Exercise aim » Quote every entry word for word.

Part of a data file
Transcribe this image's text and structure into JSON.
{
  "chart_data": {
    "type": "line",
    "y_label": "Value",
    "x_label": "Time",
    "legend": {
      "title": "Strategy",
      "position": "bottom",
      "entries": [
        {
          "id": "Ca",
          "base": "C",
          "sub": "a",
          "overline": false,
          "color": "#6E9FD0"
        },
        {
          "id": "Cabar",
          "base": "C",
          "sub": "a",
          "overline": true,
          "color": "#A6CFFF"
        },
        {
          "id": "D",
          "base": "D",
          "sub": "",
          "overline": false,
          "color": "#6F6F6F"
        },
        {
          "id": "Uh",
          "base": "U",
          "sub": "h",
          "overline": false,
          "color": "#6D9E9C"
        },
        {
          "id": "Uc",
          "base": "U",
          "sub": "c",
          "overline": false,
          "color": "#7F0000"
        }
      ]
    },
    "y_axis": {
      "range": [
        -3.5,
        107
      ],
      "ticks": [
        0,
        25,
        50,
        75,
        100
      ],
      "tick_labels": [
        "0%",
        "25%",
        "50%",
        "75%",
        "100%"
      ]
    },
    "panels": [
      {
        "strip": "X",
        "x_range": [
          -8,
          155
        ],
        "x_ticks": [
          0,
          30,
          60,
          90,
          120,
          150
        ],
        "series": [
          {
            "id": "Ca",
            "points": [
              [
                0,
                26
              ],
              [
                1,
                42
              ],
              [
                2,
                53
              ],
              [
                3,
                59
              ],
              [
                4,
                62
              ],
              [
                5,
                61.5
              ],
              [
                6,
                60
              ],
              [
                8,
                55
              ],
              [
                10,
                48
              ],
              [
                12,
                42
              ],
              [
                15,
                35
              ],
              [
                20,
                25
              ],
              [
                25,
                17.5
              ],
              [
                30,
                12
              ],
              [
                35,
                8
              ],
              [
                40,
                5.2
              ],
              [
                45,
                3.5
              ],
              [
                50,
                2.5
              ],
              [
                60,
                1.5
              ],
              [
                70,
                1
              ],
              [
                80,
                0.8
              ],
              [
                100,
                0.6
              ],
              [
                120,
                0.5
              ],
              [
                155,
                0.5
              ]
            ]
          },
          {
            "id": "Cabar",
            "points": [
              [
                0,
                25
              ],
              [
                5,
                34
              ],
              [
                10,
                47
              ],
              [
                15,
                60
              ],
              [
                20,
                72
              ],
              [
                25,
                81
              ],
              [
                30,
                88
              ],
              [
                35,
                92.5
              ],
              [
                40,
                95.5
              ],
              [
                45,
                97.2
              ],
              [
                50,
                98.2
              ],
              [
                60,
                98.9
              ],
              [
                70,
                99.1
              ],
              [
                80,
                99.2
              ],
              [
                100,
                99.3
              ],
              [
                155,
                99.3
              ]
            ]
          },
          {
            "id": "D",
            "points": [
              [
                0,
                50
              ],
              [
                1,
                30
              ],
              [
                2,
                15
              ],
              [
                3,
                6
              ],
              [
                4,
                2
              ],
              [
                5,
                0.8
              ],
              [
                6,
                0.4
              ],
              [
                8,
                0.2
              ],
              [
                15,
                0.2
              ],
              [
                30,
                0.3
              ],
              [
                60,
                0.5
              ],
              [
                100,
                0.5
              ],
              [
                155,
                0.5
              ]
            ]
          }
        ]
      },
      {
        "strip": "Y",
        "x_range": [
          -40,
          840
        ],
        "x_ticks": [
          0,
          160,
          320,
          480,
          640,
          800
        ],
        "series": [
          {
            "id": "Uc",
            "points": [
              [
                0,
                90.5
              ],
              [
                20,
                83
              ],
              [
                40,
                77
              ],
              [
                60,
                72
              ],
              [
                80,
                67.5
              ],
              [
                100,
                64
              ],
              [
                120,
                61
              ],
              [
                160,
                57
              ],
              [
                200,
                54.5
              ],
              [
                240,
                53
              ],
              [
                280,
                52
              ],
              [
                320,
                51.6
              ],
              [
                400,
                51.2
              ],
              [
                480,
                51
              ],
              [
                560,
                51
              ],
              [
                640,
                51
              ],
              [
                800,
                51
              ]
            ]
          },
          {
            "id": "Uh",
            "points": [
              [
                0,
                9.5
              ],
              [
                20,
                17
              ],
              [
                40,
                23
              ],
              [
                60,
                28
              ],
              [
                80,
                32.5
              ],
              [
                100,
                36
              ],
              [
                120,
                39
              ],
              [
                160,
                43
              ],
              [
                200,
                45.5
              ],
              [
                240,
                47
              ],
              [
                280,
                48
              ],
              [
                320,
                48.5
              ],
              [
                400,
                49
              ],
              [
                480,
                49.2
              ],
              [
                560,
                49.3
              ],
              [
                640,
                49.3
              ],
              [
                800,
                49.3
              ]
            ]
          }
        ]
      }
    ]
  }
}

Written answer »
Transcribe this image's text and structure into JSON.
{
  "chart_data": {
    "type": "line",
    "y_label": "Value",
    "x_label": "Time",
    "legend": {
      "title": "Strategy",
      "position": "bottom",
      "entries": [
        {
          "id": "Ca",
          "base": "C",
          "sub": "a",
          "overline": false,
          "color": "#6E9FD0"
        },
        {
          "id": "Cabar",
          "base": "C",
          "sub": "a",
          "overline": true,
          "color": "#A6CFFF"
        },
        {
          "id": "D",
          "base": "D",
          "sub": "",
          "overline": false,
          "color": "#6F6F6F"
        },
        {
          "id": "Uh",
          "base": "U",
          "sub": "h",
          "overline": false,
          "color": "#6D9E9C"
        },
        {
          "id": "Uc",
          "base": "U",
          "sub": "c",
          "overline": false,
          "color": "#7F0000"
        }
      ]
    },
    "y_axis": {
      "range": [
        -3.5,
        107
      ],
      "ticks": [
        0,
        25,
        50,
        75,
        100
      ],
      "tick_labels": [
        "0%",
        "25%",
        "50%",
        "75%",
        "100%"
      ]
    },
    "panels": [
      {
        "strip": "X",
        "x_range": [
          -8,
          155
        ],
        "x_ticks": [
          0,
          30,
          60,
          90,
          120,
          150
        ],
        "series": [
          {
            "id": "Ca",
            "points": [
              [
                0,
                26
              ],
              [
                1,
                42
              ],
              [
                2,
                53
              ],
              [
                3,
                59
              ],
              [
                4,
                62
              ],
              [
                5,
                61.5
              ],
              [
                6,
                60
              ],
              [
                8,
                55
              ],
              [
                10,
                48
              ],
              [
                12,
                42
              ],
              [
                15,
                35
              ],
              [
                20,
                25
              ],
              [
                25,
                17.5
              ],
              [
                30,
                12
              ],
              [
                35,
                8
              ],
              [
                40,
                5.2
              ],
              [
                45,
                3.5
              ],
              [
                50,
                2.5
              ],
              [
                60,
                1.5
              ],
              [
                70,
                1
              ],
              [
                80,
                0.8
              ],
              [
                100,
                0.6
              ],
              [
                120,
                0.5
              ],
              [
                155,
                0.5
              ]
            ]
          },
          {
            "id": "Cabar",
            "points": [
              [
                0,
                25
              ],
              [
                5,
                34
              ],
              [
                10,
                47
              ],
              [
                15,
                60
              ],
              [
                20,
                72
              ],
              [
                25,
                81
              ],
              [
                30,
                88
              ],
              [
                35,
                92.5
              ],
              [
                40,
                95.5
              ],
              [
                45,
                97.2
              ],
              [
                50,
                98.2
              ],
              [
                60,
                98.9
              ],
              [
                70,
                99.1
              ],
              [
                80,
                99.2
              ],
              [
                100,
                99.3
              ],
              [
                155,
                99.3
              ]
            ]
          },
          {
            "id": "D",
            "points": [
              [
                0,
                50
              ],
              [
                1,
                30
              ],
              [
                2,
                15
              ],
              [
                3,
                6
              ],
              [
                4,
                2
              ],
              [
                5,
                0.8
              ],
              [
                6,
                0.4
              ],
              [
                8,
                0.2
              ],
              [
                15,
                0.2
              ],
              [
                30,
                0.3
              ],
              [
                60,
                0.5
              ],
              [
                100,
                0.5
              ],
              [
                155,
                0.5
              ]
            ]
          }
        ]
      },
      {
        "strip": "Y",
        "x_range": [
          -40,
          840
        ],
        "x_ticks": [
          0,
          160,
          320,
          480,
          640,
          800
        ],
        "series": [
          {
            "id": "Uc",
            "points": [
              [
                0,
                90.5
              ],
              [
                20,
                83
              ],
              [
                40,
                77
              ],
              [
                60,
                72
              ],
              [
                80,
                67.5
              ],
              [
                100,
                64
              ],
              [
                120,
                61
              ],
              [
                160,
                57
              ],
              [
                200,
                54.5
              ],
              [
                240,
                53
              ],
              [
                280,
                52
              ],
              [
                320,
                51.6
              ],
              [
                400,
                51.2
              ],
              [
                480,
                51
              ],
              [
                560,
                51
              ],
              [
                640,
                51
              ],
              [
                800,
                51
              ]
            ]
          },
          {
            "id": "Uh",
            "points": [
              [
                0,
                9.5
              ],
              [
                20,
                17
              ],
              [
                40,
                23
              ],
              [
                60,
                28
              ],
              [
                80,
                32.5
              ],
              [
                100,
                36
              ],
              [
                120,
                39
              ],
              [
                160,
                43
              ],
              [
                200,
                45.5
              ],
              [
                240,
                47
              ],
              [
                280,
                48
              ],
              [
                320,
                48.5
              ],
              [
                400,
                49
              ],
              [
                480,
                49.2
              ],
              [
                560,
                49.3
              ],
              [
                640,
                49.3
              ],
              [
                800,
                49.3
              ]
            ]
          }
        ]
      }
    ]
  }
}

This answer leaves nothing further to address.